TASK REQUIREMENTS: List each line in which the string "shortcut" appears.

Records from a data source
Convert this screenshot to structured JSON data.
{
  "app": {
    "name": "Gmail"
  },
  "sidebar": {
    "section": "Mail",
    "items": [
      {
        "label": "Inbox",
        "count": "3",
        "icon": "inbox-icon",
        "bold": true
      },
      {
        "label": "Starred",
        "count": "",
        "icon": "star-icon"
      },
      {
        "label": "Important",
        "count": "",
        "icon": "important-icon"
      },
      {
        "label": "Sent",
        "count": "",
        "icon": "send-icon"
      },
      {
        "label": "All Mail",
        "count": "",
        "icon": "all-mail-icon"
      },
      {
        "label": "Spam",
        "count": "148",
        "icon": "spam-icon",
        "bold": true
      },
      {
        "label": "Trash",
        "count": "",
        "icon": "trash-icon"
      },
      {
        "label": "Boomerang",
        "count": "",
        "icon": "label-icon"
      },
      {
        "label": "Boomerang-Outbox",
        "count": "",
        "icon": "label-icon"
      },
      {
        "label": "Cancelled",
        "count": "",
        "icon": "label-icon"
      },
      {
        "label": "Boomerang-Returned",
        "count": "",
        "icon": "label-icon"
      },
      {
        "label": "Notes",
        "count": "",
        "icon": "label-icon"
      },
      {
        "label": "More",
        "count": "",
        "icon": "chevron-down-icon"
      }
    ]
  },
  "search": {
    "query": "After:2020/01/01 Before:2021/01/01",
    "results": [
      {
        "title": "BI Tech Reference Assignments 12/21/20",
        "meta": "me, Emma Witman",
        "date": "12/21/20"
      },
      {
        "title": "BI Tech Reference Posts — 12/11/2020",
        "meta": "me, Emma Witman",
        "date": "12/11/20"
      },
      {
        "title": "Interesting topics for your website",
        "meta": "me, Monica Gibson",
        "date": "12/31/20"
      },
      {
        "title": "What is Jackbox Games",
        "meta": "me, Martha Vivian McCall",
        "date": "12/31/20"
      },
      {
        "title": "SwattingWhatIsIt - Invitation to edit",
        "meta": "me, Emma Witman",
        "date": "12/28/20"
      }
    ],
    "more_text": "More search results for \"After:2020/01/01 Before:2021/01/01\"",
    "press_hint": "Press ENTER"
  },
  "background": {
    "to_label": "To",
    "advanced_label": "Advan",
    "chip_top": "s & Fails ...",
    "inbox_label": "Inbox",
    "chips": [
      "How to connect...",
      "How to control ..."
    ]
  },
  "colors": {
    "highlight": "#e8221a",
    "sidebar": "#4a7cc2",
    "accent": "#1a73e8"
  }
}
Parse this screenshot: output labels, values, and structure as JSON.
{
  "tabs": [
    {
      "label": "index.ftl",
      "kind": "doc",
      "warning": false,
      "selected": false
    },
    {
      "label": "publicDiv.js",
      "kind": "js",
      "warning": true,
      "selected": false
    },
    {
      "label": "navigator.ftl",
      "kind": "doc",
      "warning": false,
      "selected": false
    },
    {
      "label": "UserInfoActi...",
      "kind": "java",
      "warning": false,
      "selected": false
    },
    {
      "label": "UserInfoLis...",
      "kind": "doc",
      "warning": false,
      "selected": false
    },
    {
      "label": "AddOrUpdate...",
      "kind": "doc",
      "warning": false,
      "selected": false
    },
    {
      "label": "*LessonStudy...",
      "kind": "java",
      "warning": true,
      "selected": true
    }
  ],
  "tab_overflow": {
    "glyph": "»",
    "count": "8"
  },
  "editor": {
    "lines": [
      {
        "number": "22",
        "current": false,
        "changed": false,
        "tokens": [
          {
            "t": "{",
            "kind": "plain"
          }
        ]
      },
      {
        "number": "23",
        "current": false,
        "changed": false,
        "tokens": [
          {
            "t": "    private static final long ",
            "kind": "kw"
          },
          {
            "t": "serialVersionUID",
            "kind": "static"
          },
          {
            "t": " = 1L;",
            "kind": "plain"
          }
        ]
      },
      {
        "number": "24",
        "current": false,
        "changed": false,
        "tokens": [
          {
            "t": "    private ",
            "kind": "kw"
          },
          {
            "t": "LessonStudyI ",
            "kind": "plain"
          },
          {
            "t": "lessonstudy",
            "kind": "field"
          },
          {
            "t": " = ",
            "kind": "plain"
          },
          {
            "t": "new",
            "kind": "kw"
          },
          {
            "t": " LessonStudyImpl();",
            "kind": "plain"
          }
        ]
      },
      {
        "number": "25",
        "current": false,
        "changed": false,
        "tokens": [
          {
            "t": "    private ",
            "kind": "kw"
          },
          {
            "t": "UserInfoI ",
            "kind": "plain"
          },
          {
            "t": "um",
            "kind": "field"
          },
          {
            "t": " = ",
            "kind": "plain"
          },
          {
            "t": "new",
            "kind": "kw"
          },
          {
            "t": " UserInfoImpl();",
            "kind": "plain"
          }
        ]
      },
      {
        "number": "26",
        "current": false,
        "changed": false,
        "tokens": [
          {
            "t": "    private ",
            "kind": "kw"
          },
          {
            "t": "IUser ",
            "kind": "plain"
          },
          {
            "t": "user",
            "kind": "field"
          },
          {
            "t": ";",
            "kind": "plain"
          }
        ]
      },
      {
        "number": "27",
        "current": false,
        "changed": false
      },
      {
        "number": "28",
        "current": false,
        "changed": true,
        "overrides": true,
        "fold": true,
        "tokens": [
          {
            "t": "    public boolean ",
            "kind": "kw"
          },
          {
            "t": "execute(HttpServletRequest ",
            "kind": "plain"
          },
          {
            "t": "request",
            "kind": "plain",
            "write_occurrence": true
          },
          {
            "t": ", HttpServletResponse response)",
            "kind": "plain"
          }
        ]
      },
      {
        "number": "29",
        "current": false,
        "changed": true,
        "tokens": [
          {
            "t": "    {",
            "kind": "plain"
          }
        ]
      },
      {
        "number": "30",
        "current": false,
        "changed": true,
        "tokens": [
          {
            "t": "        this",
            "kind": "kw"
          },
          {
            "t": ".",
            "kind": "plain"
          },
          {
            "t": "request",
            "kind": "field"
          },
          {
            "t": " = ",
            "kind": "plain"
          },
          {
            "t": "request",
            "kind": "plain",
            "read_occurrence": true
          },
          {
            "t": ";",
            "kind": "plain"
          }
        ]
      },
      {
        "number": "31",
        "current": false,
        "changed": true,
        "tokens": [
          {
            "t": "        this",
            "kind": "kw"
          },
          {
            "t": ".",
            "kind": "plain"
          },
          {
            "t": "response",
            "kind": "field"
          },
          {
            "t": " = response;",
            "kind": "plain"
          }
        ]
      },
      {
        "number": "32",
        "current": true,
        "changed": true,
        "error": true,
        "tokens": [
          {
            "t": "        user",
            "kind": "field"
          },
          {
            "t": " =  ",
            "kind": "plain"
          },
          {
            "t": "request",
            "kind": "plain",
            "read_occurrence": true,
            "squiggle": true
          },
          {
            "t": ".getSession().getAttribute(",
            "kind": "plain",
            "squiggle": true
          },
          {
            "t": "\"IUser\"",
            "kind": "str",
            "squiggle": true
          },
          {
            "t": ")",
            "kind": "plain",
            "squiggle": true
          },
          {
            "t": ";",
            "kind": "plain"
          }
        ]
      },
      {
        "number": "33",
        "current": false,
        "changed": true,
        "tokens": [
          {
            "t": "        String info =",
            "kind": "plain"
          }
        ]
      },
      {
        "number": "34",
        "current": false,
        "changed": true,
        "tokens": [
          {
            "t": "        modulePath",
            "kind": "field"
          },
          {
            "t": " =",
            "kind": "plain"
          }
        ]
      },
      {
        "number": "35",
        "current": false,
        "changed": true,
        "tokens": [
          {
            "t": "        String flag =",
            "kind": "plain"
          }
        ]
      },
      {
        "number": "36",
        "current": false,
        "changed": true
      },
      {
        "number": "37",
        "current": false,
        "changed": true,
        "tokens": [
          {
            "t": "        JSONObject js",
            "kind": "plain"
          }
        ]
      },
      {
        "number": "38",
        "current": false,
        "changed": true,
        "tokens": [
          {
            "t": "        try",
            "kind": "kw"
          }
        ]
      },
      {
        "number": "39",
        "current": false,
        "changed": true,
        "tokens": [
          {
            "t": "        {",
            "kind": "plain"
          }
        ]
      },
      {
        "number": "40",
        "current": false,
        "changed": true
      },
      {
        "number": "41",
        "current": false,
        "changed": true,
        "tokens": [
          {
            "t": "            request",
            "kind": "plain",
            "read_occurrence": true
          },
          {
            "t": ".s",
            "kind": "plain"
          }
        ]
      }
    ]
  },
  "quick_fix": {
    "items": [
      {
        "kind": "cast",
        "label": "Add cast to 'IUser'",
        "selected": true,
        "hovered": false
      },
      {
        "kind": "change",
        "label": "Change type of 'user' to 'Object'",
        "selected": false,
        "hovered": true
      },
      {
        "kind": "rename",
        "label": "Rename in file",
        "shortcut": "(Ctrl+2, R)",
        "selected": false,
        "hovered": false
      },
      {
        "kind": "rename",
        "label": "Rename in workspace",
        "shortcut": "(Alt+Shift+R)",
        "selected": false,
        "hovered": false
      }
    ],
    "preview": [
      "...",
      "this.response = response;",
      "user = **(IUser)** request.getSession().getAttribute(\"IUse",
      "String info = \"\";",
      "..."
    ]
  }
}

FINAL RESULT:
        "shortcut": "(Ctrl+2, R)",
        "shortcut": "(Alt+Shift+R)",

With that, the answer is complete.